EXERCISE DATA:

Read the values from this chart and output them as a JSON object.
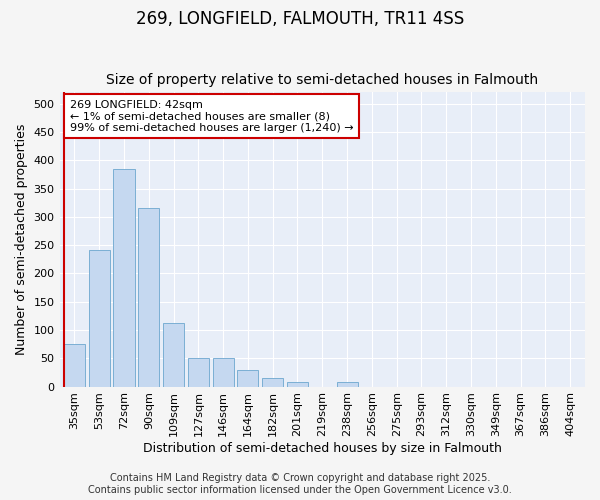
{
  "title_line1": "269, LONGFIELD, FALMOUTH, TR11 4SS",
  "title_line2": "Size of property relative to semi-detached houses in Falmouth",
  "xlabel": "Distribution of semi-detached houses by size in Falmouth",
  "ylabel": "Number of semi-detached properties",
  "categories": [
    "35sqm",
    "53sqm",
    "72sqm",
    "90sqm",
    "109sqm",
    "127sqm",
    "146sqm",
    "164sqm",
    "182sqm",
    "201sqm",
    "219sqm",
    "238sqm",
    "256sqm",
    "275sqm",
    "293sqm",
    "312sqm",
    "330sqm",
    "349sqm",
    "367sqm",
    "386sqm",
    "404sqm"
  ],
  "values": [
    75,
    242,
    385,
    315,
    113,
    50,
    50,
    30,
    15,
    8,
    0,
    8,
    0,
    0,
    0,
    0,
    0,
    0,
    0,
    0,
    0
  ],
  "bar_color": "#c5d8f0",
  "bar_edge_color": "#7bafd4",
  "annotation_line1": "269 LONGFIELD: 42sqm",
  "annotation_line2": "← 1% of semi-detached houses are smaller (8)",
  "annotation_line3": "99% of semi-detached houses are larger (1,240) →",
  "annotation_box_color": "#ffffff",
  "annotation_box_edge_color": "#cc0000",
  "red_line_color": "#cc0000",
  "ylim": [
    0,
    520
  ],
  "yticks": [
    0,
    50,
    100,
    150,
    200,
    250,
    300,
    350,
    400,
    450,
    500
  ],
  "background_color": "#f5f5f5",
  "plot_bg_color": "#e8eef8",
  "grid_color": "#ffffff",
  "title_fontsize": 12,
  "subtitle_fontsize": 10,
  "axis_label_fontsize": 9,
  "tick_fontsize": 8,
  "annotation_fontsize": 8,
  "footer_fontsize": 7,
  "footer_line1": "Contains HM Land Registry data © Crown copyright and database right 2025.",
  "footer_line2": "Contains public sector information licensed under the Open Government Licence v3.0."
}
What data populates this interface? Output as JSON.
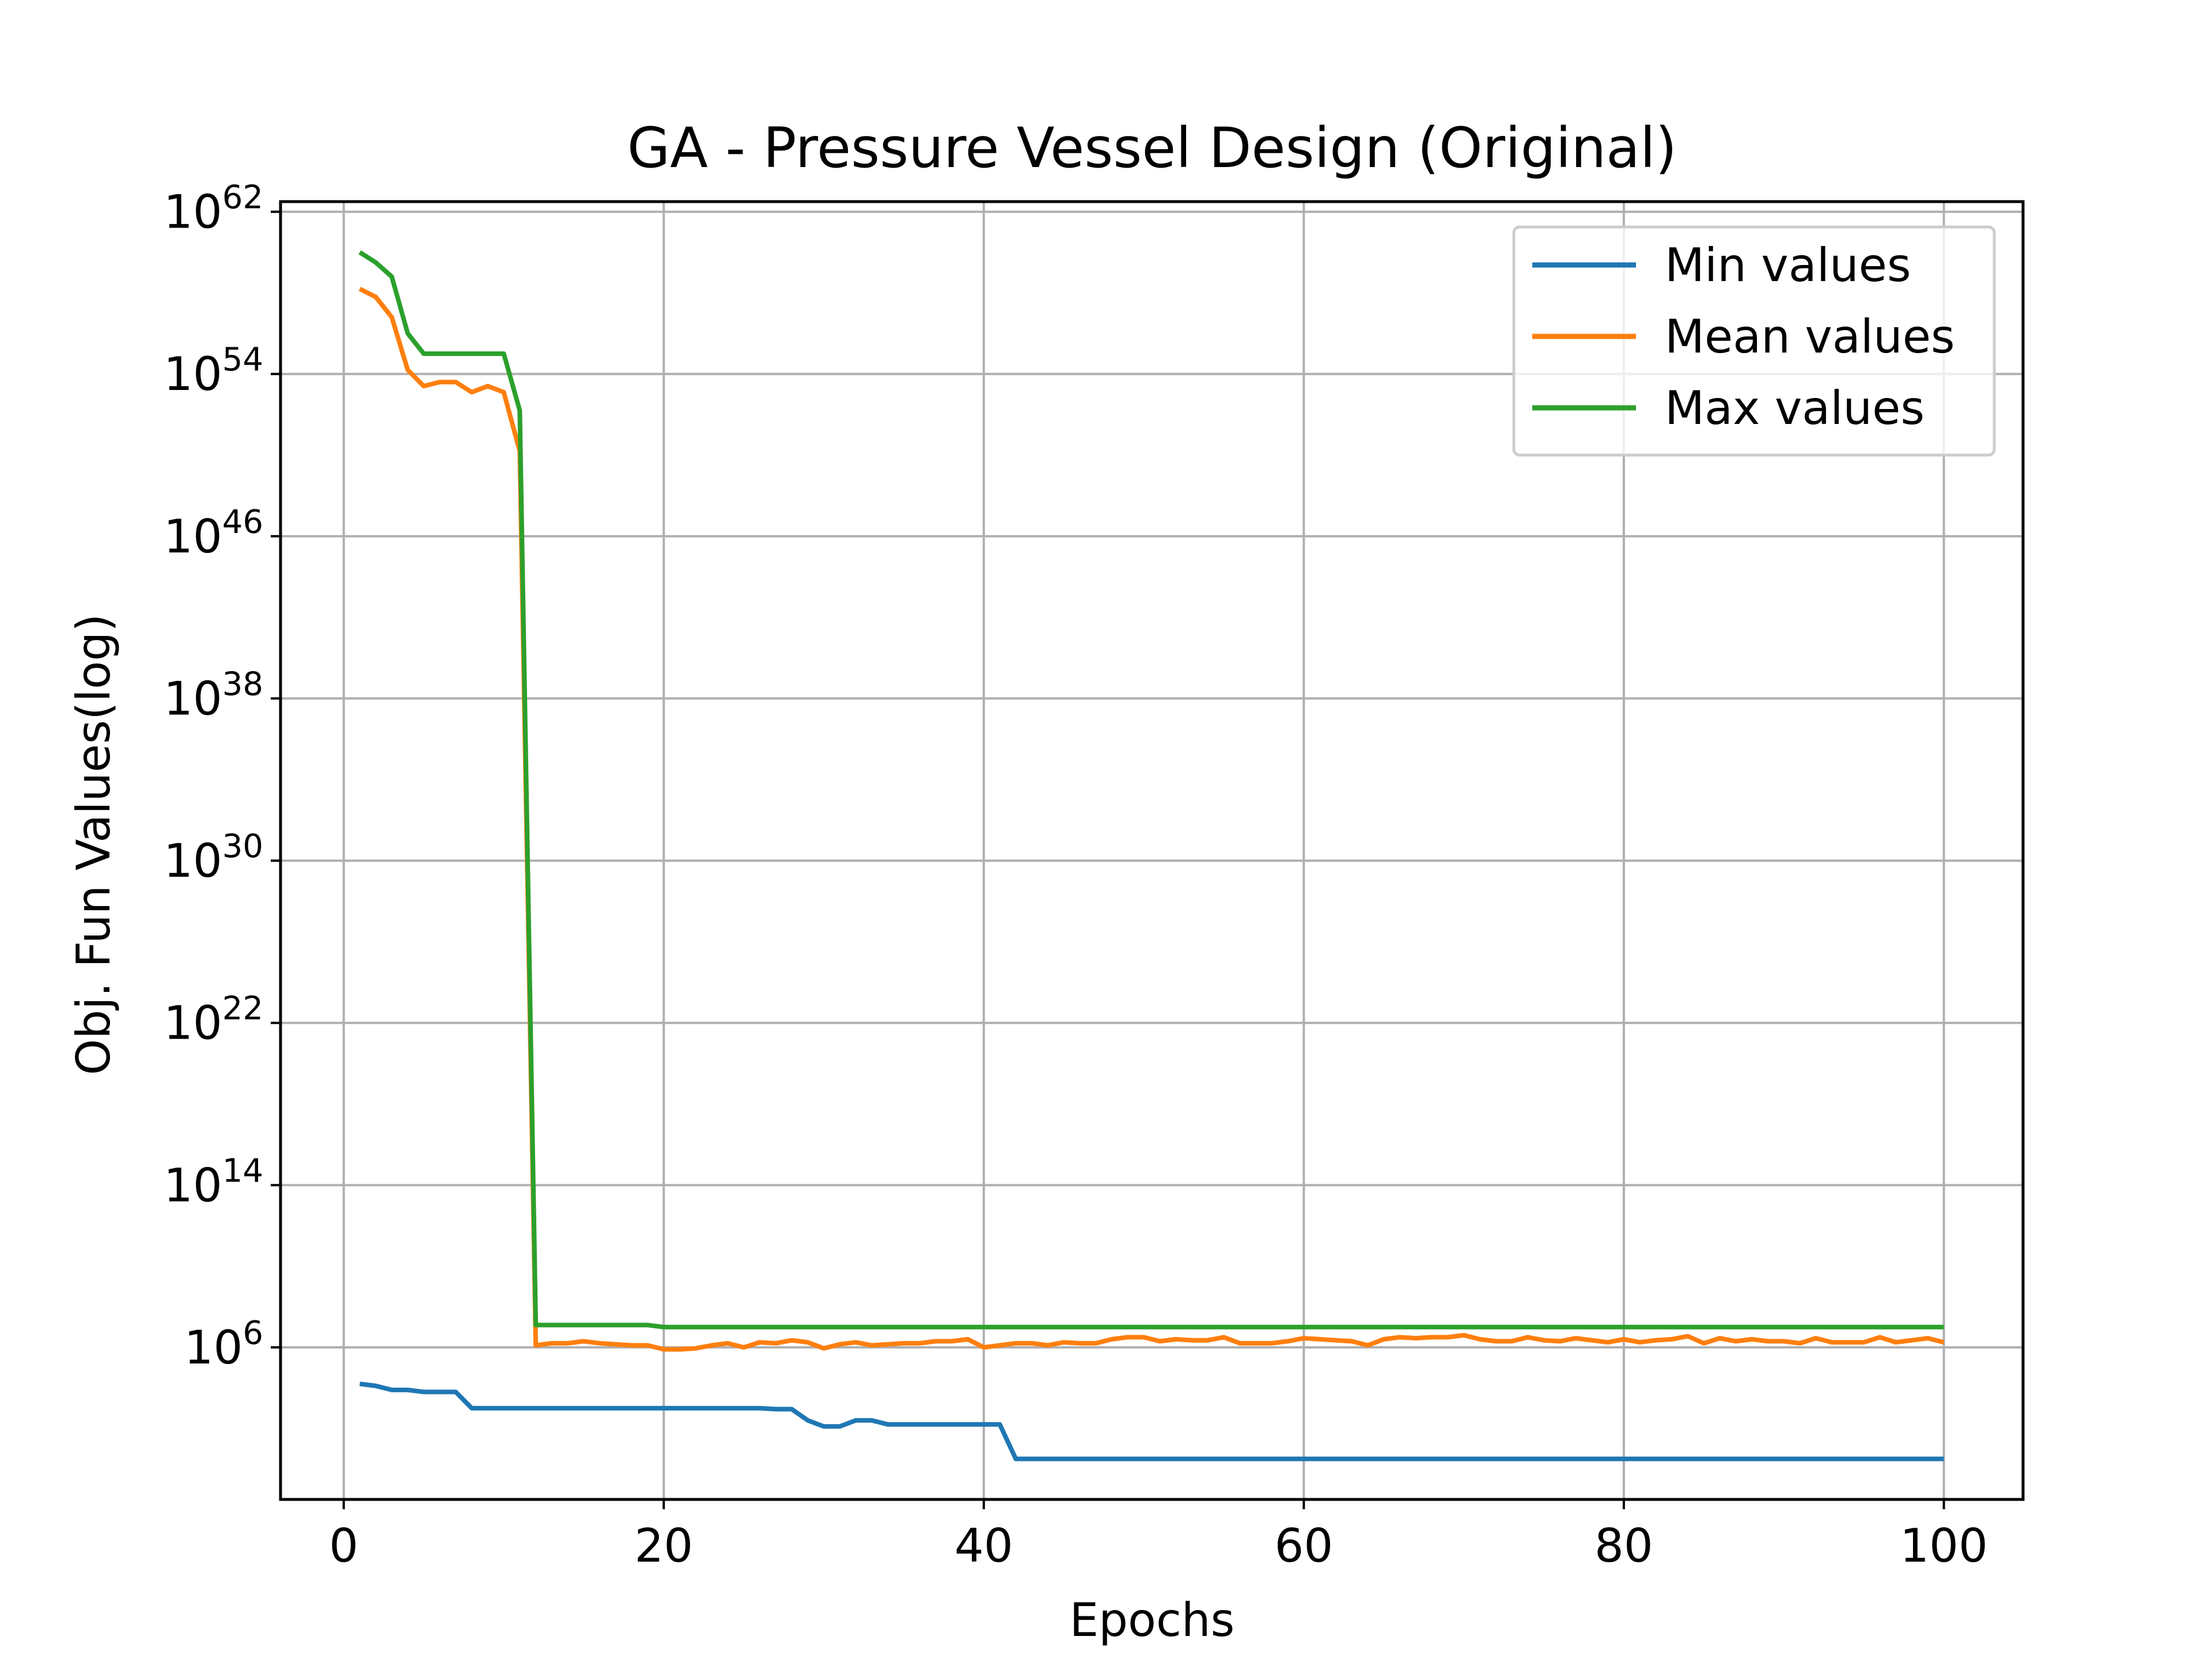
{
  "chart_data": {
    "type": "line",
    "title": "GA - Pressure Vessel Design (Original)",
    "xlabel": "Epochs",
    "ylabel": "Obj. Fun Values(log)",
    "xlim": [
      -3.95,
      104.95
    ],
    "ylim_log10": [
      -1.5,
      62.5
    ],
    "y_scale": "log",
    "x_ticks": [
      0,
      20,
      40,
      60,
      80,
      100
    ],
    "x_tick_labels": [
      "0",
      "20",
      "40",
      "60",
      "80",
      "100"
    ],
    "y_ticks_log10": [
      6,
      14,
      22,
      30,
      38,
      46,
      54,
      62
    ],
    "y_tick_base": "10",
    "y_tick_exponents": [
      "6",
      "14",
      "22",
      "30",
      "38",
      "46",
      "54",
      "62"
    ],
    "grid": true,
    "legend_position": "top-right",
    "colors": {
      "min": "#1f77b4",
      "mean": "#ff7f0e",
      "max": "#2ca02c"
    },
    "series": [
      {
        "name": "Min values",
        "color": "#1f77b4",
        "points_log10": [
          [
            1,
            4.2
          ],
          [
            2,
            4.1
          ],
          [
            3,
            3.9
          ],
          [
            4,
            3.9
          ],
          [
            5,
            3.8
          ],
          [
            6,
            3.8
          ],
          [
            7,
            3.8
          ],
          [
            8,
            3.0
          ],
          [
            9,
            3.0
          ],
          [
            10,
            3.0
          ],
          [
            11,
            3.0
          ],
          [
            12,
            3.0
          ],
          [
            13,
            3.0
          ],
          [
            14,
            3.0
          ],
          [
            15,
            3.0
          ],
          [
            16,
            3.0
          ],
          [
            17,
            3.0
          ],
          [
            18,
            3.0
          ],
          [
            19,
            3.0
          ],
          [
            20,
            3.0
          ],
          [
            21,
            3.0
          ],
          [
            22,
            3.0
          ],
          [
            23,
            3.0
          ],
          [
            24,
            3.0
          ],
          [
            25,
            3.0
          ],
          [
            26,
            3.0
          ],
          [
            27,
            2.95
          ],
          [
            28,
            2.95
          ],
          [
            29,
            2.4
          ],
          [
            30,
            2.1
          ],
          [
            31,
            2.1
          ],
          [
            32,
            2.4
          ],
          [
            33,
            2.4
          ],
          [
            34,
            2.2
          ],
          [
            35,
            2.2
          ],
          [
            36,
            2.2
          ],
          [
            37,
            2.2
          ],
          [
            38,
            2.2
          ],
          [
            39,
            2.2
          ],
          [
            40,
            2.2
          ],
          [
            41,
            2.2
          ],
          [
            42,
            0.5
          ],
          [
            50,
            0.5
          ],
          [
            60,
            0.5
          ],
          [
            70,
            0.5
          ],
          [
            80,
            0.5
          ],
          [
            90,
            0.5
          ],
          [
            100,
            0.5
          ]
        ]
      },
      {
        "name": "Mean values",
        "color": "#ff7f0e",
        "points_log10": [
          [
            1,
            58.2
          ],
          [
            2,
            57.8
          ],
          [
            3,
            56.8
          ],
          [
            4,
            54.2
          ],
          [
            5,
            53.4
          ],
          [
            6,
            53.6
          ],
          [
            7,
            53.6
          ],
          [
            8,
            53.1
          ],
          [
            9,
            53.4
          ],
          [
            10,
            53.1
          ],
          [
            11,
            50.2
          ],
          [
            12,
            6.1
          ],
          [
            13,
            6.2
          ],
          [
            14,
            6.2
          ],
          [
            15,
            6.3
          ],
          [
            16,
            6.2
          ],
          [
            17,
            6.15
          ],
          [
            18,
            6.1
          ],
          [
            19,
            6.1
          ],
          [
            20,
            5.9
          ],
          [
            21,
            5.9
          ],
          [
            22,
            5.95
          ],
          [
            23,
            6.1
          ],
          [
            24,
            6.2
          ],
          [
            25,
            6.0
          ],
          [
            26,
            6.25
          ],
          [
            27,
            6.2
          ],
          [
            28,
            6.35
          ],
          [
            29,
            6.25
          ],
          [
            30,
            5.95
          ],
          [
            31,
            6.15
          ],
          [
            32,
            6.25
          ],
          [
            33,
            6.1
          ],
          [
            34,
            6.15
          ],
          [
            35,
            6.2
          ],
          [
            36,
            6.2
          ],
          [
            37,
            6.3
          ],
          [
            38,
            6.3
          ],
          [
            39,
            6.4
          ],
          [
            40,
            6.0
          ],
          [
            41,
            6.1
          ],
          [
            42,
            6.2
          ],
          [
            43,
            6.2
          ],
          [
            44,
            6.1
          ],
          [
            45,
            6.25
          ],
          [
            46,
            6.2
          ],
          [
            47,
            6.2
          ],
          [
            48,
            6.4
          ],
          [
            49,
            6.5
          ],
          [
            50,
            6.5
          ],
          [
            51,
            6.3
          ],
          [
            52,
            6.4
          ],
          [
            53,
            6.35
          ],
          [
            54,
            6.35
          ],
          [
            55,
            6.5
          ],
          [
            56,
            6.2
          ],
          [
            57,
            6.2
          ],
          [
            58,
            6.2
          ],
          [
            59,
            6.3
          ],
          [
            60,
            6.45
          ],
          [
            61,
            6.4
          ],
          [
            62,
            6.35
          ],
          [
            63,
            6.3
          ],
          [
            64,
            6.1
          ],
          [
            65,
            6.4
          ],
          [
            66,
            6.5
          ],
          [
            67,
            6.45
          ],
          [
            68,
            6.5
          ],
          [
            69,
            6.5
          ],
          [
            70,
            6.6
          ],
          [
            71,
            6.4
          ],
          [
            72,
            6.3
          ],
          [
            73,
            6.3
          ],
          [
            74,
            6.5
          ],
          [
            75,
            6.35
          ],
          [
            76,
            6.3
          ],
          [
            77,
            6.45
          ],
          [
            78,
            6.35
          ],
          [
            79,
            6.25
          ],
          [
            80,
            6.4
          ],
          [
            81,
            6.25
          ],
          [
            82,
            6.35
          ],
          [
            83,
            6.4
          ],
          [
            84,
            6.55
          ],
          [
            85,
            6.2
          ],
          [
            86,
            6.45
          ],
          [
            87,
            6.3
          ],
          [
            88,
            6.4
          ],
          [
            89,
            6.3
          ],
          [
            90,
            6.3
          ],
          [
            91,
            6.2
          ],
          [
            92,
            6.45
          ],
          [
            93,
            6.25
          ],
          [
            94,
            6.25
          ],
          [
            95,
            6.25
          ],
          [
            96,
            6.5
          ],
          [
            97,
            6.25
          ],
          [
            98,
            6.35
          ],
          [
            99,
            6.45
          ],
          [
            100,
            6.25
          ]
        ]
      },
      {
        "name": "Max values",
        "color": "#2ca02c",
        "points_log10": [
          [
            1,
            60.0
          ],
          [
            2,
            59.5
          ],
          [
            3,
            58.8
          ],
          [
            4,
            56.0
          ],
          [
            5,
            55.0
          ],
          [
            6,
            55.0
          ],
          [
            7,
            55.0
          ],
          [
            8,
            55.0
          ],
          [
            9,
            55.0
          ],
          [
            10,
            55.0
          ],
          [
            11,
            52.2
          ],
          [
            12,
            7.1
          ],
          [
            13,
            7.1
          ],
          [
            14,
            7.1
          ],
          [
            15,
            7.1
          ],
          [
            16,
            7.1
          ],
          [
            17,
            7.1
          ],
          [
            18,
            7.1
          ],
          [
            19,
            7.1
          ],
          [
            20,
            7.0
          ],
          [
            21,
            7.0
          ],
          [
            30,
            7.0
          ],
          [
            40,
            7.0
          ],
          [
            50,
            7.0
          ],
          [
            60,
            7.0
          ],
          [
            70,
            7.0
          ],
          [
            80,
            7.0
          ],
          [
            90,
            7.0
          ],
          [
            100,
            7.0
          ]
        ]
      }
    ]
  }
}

DIRECTIONS:
Search the entries for the string "xlabel" and collect each line that has it.

SOLUTION:
  "xlabel": "Distribution of semi-detached houses by size in Falmouth",
    "xlabel": "Epochs",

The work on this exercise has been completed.